══ Supplied records

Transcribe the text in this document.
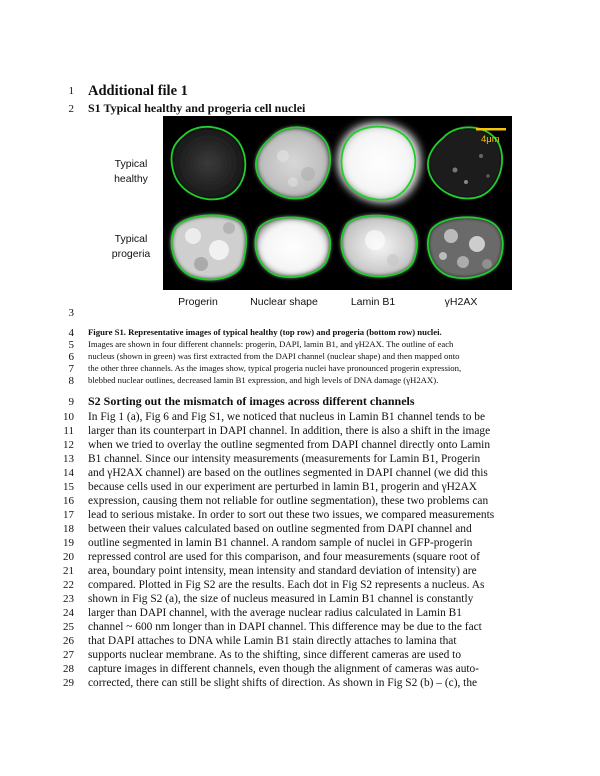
1
2
3
4
5
6
7
8
9
10
11
12
13
14
15
16
17
18
19
20
21
22
23
24
25
26
27
28
29
Additional file 1
S1 Typical healthy and progeria cell nuclei
Typical
healthy
Typical
progeria
4μm
Progerin	Nuclear shape	Lamin B1	γH2AX
Figure S1. Representative images of typical healthy (top row) and progeria (bottom row) nuclei.
Images are shown in four different channels: progerin, DAPI, lamin B1, and γH2AX. The outline of each
nucleus (shown in green) was first extracted from the DAPI channel (nuclear shape) and then mapped onto
the other three channels. As the images show, typical progeria nuclei have pronounced progerin expression,
blebbed nuclear outlines, decreased lamin B1 expression, and high levels of DNA damage (γH2AX).
S2 Sorting out the mismatch of images across different channels
In Fig 1 (a), Fig 6 and Fig S1, we noticed that nucleus in Lamin B1 channel tends to be
larger than its counterpart in DAPI channel. In addition, there is also a shift in the image
when we tried to overlay the outline segmented from DAPI channel directly onto Lamin
B1 channel. Since our intensity measurements (measurements for Lamin B1, Progerin
and γH2AX channel) are based on the outlines segmented in DAPI channel (we did this
because cells used in our experiment are perturbed in lamin B1, progerin and γH2AX
expression, causing them not reliable for outline segmentation), these two problems can
lead to serious mistake. In order to sort out these two issues, we compared measurements
between their values calculated based on outline segmented from DAPI channel and
outline segmented in lamin B1 channel. A random sample of nuclei in GFP-progerin
repressed control are used for this comparison, and four measurements (square root of
area, boundary point intensity, mean intensity and standard deviation of intensity) are
compared. Plotted in Fig S2 are the results. Each dot in Fig S2 represents a nucleus. As
shown in Fig S2 (a), the size of nucleus measured in Lamin B1 channel is constantly
larger than DAPI channel, with the average nuclear radius calculated in Lamin B1
channel ~ 600 nm longer than in DAPI channel. This difference may be due to the fact
that DAPI attaches to DNA while Lamin B1 stain directly attaches to lamina that
supports nuclear membrane. As to the shifting, since different cameras are used to
capture images in different channels, even though the alignment of cameras was auto-
corrected, there can still be slight shifts of direction. As shown in Fig S2 (b) – (c), the
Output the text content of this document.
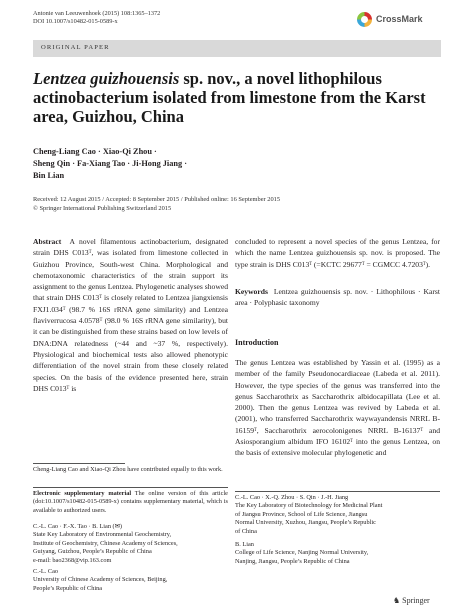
Antonie van Leeuwenhoek (2015) 108:1365–1372
DOI 10.1007/s10482-015-0589-x	CrossMark
ORIGINAL PAPER
Lentzea guizhouensis sp. nov., a novel lithophilous actinobacterium isolated from limestone from the Karst area, Guizhou, China
Cheng-Liang Cao · Xiao-Qi Zhou ·
Sheng Qin · Fa-Xiang Tao · Ji-Hong Jiang ·
Bin Lian
Received: 12 August 2015 / Accepted: 8 September 2015 / Published online: 16 September 2015
© Springer International Publishing Switzerland 2015

Abstract A novel filamentous actinobacterium, designated strain DHS C013ᵀ, was isolated from limestone collected in Guizhou Province, South-west China. Morphological and chemotaxonomic characteristics of the strain support its assignment to the genus Lentzea. Phylogenetic analyses showed that strain DHS C013ᵀ is closely related to Lentzea jiangxiensis FXJ1.034ᵀ (98.7 % 16S rRNA gene similarity) and Lentzea flaviverrucosa 4.0578ᵀ (98.0 % 16S rRNA gene similarity), but it can be distinguished from these strains based on low levels of DNA:DNA relatedness (~44 and ~37 %, respectively). Physiological and biochemical tests also allowed phenotypic differentiation of the novel strain from these closely related species. On the basis of the evidence presented here, strain DHS C013ᵀ is

Cheng-Liang Cao and Xiao-Qi Zhou have contributed equally to this work.
Electronic supplementary material The online version of this article (doi:10.1007/s10482-015-0589-x) contains supplementary material, which is available to authorized users.
C.-L. Cao · F.-X. Tao · B. Lian (✉)
State Key Laboratory of Environmental Geochemistry,
Institute of Geochemistry, Chinese Academy of Sciences,
Guiyang, Guizhou, People’s Republic of China
e-mail: bao2368@vip.163.com
C.-L. Cao
University of Chinese Academy of Sciences, Beijing,
People’s Republic of China
concluded to represent a novel species of the genus Lentzea, for which the name Lentzea guizhouensis sp. nov. is proposed. The type strain is DHS C013ᵀ (=KCTC 29677ᵀ = CGMCC 4.7203ᵀ).

Keywords Lentzea guizhouensis sp. nov. · Lithophilous · Karst area · Polyphasic taxonomy

Introduction
The genus Lentzea was established by Yassin et al. (1995) as a member of the family Pseudonocardiaceae (Labeda et al. 2011). However, the type species of the genus was transferred into the genus Saccharothrix as Saccharothrix albidocapillata (Lee et al. 2000). Then the genus Lentzea was revived by Labeda et al. (2001), who transferred Saccharothrix waywayandensis NRRL B-16159ᵀ, Saccharothrix aerocolonigenes NRRL B-16137ᵀ and Asiosporangium albidum IFO 16102ᵀ into the genus Lentzea, on the basis of extensive molecular phylogenetic and
C.-L. Cao · X.-Q. Zhou · S. Qin · J.-H. Jiang
The Key Laboratory of Biotechnology for Medicinal Plant
of Jiangsu Province, School of Life Science, Jiangsu
Normal University, Xuzhou, Jiangsu, People’s Republic
of China
B. Lian
College of Life Science, Nanjing Normal University,
Nanjing, Jiangsu, People’s Republic of China
♞ Springer
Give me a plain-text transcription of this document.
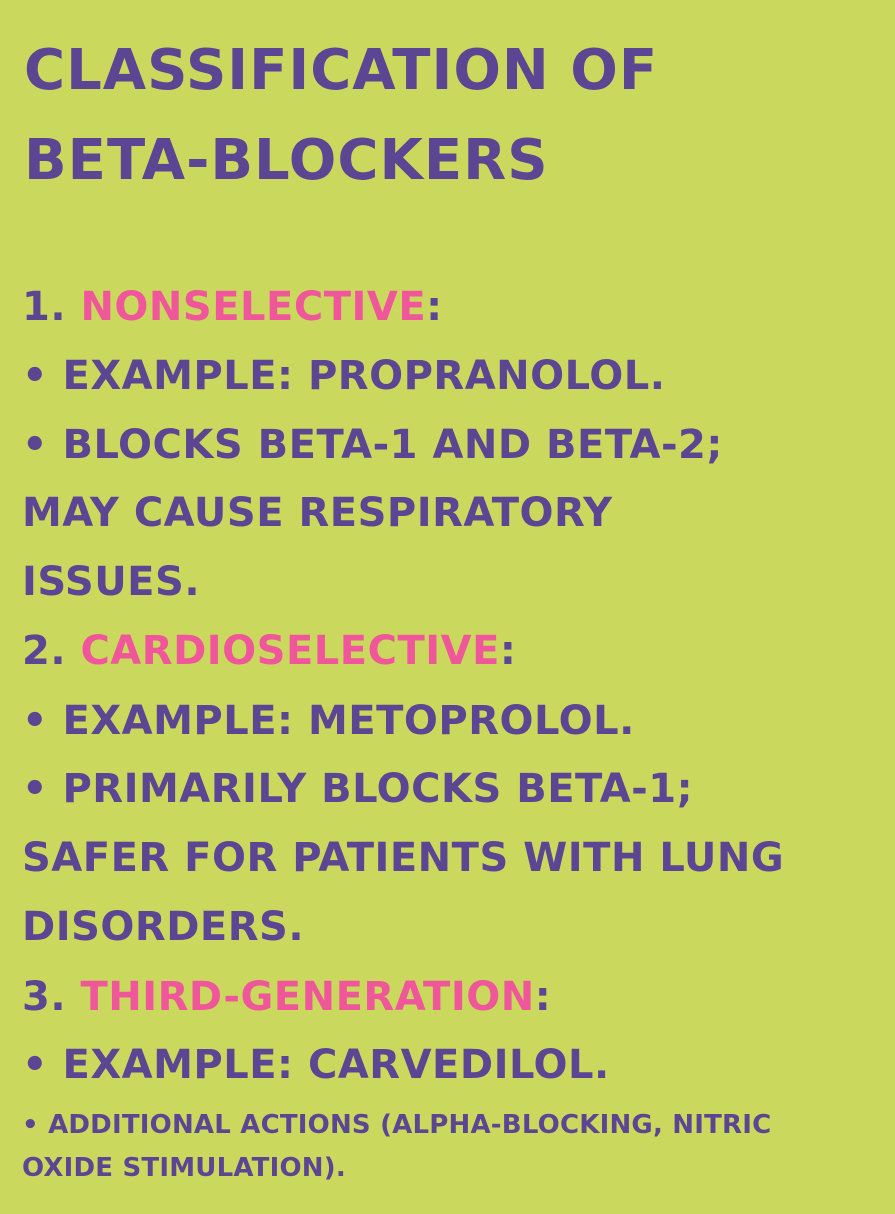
CLASSIFICATION OF
BETA-BLOCKERS
1. NONSELECTIVE:
• EXAMPLE: PROPRANOLOL.
• BLOCKS BETA-1 AND BETA-2;
MAY CAUSE RESPIRATORY
ISSUES.
2. CARDIOSELECTIVE:
• EXAMPLE: METOPROLOL.
• PRIMARILY BLOCKS BETA-1;
SAFER FOR PATIENTS WITH LUNG
DISORDERS.
3. THIRD-GENERATION:
• EXAMPLE: CARVEDILOL.
• ADDITIONAL ACTIONS (ALPHA-BLOCKING, NITRIC
OXIDE STIMULATION).
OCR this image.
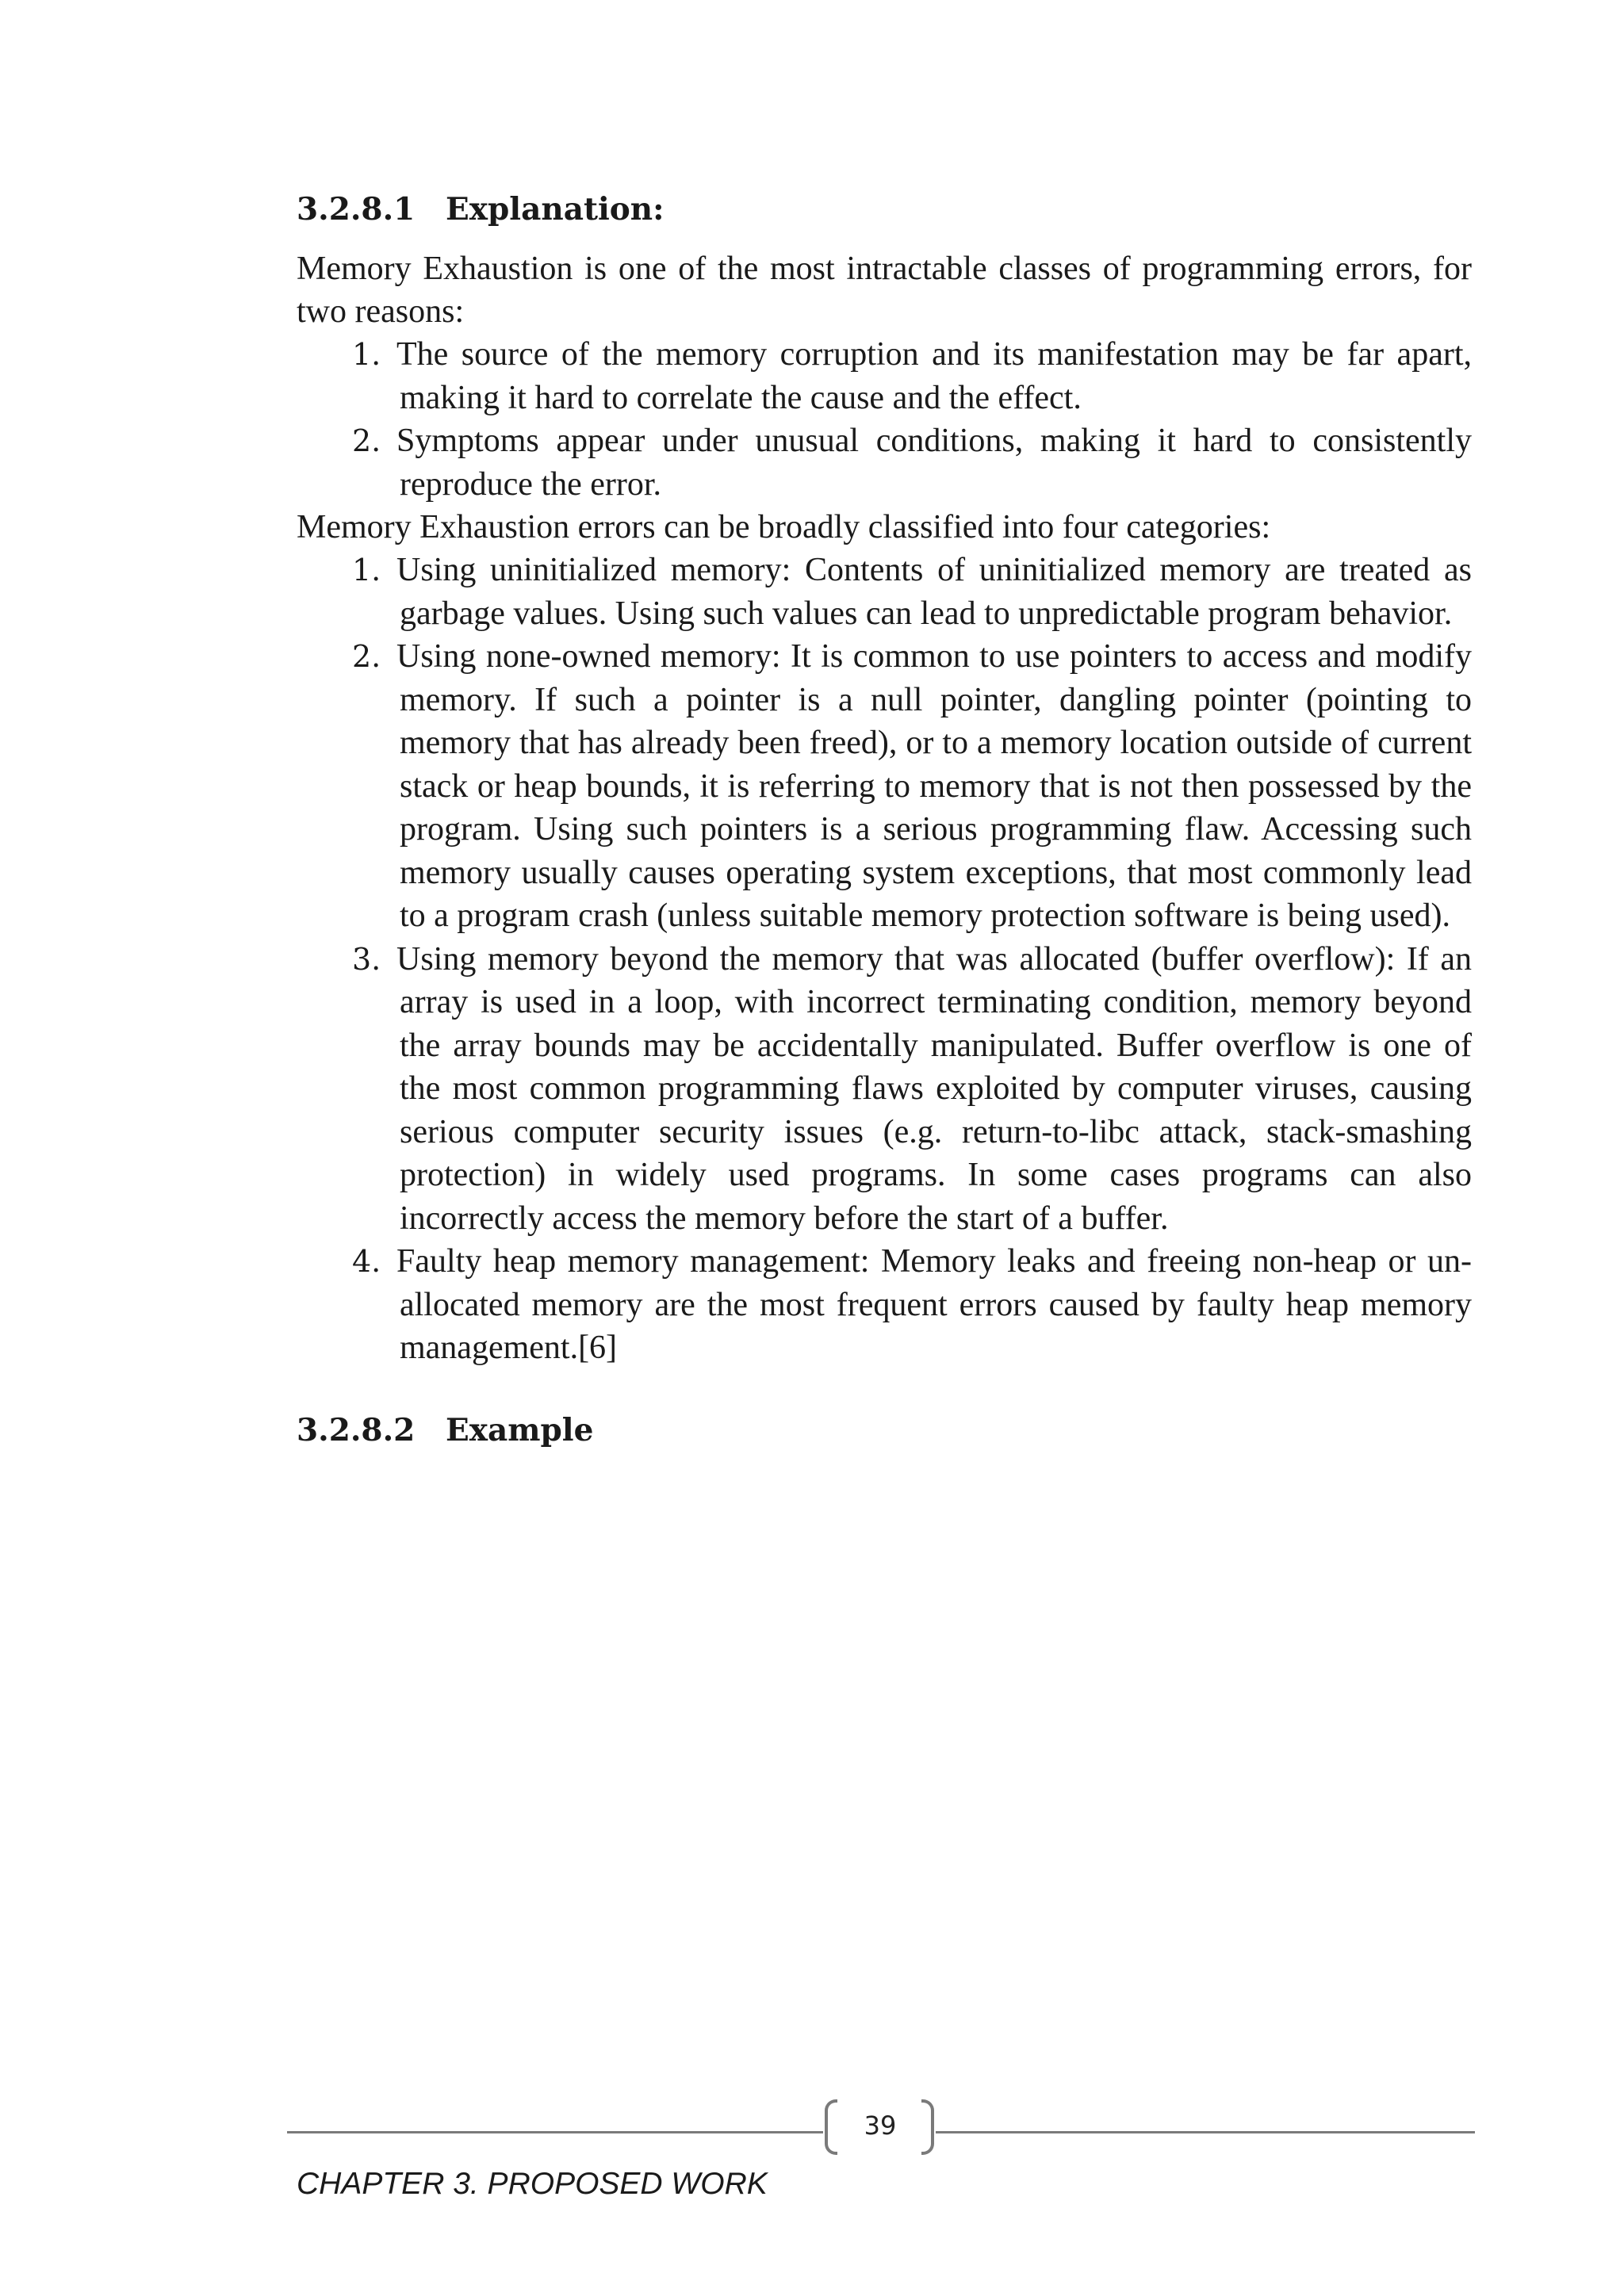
3.2.8.1 Explanation:

Memory Exhaustion is one of the most intractable classes of programming errors, for two reasons:

1. The source of the memory corruption and its manifestation may be far apart, making it hard to correlate the cause and the effect.
2. Symptoms appear under unusual conditions, making it hard to consistently reproduce the error.

Memory Exhaustion errors can be broadly classified into four categories:

1. Using uninitialized memory: Contents of uninitialized memory are treated as garbage values. Using such values can lead to unpredictable program behavior.
2. Using none-owned memory: It is common to use pointers to access and modify memory. If such a pointer is a null pointer, dangling pointer (pointing to memory that has already been freed), or to a memory location outside of current stack or heap bounds, it is referring to memory that is not then possessed by the program. Using such pointers is a serious programming flaw. Accessing such memory usually causes operating system exceptions, that most commonly lead to a program crash (unless suitable memory protection software is being used).
3. Using memory beyond the memory that was allocated (buffer overflow): If an array is used in a loop, with incorrect terminating condition, memory beyond the array bounds may be accidentally manipulated. Buffer overflow is one of the most common programming flaws exploited by computer viruses, causing serious computer security issues (e.g. return-to-libc attack, stack-smashing protection) in widely used programs. In some cases programs can also incorrectly access the memory before the start of a buffer.
4. Faulty heap memory management: Memory leaks and freeing non-heap or un-allocated memory are the most frequent errors caused by faulty heap memory management.[6]
3.2.8.2 Example
39
CHAPTER 3. PROPOSED WORK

════

* Task instructions
Output each line of the listing in which the string "document" is found.

* Solution below
Transcribe the text in this document.
Output the text content of this document.
Give me a plain-text transcription of this document.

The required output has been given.